* BEGIN *
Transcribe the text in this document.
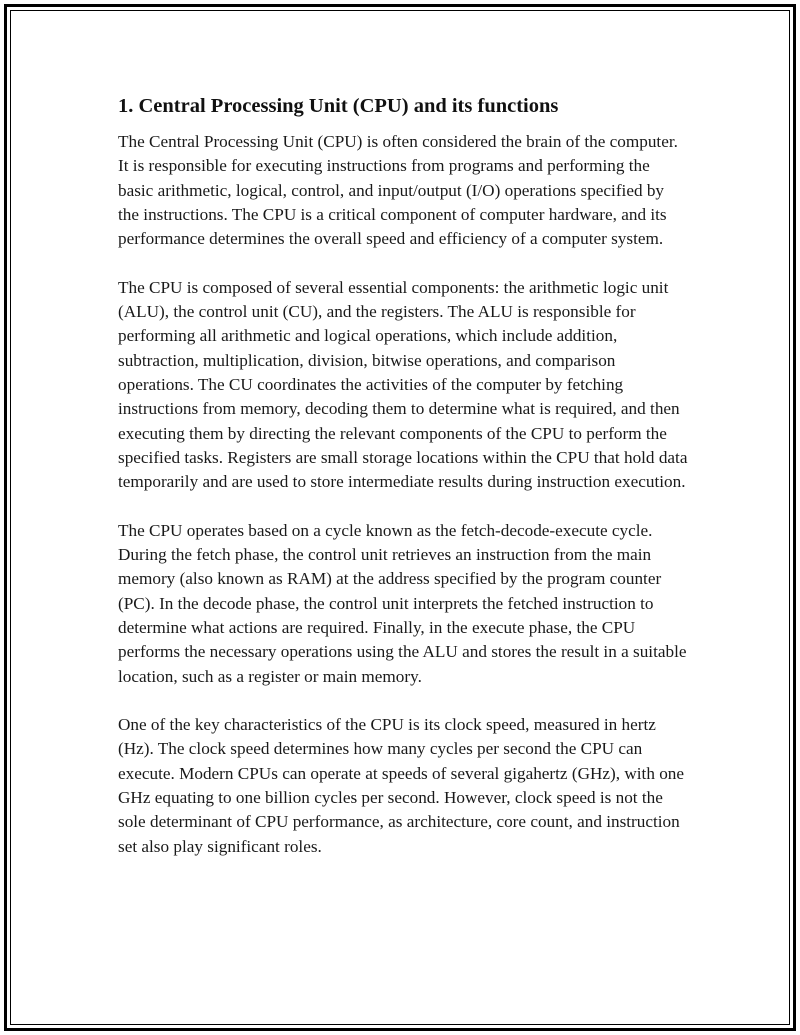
1. Central Processing Unit (CPU) and its functions

The Central Processing Unit (CPU) is often considered the brain of the computer. It is responsible for executing instructions from programs and performing the basic arithmetic, logical, control, and input/output (I/O) operations specified by the instructions. The CPU is a critical component of computer hardware, and its performance determines the overall speed and efficiency of a computer system.

The CPU is composed of several essential components: the arithmetic logic unit (ALU), the control unit (CU), and the registers. The ALU is responsible for performing all arithmetic and logical operations, which include addition, subtraction, multiplication, division, bitwise operations, and comparison operations. The CU coordinates the activities of the computer by fetching instructions from memory, decoding them to determine what is required, and then executing them by directing the relevant components of the CPU to perform the specified tasks. Registers are small storage locations within the CPU that hold data temporarily and are used to store intermediate results during instruction execution.

The CPU operates based on a cycle known as the fetch-decode-execute cycle. During the fetch phase, the control unit retrieves an instruction from the main memory (also known as RAM) at the address specified by the program counter (PC). In the decode phase, the control unit interprets the fetched instruction to determine what actions are required. Finally, in the execute phase, the CPU performs the necessary operations using the ALU and stores the result in a suitable location, such as a register or main memory.

One of the key characteristics of the CPU is its clock speed, measured in hertz (Hz). The clock speed determines how many cycles per second the CPU can execute. Modern CPUs can operate at speeds of several gigahertz (GHz), with one GHz equating to one billion cycles per second. However, clock speed is not the sole determinant of CPU performance, as architecture, core count, and instruction set also play significant roles.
* END *
Exercise task: State only the count of lines above that hold the string "Central".

Solved problem: 2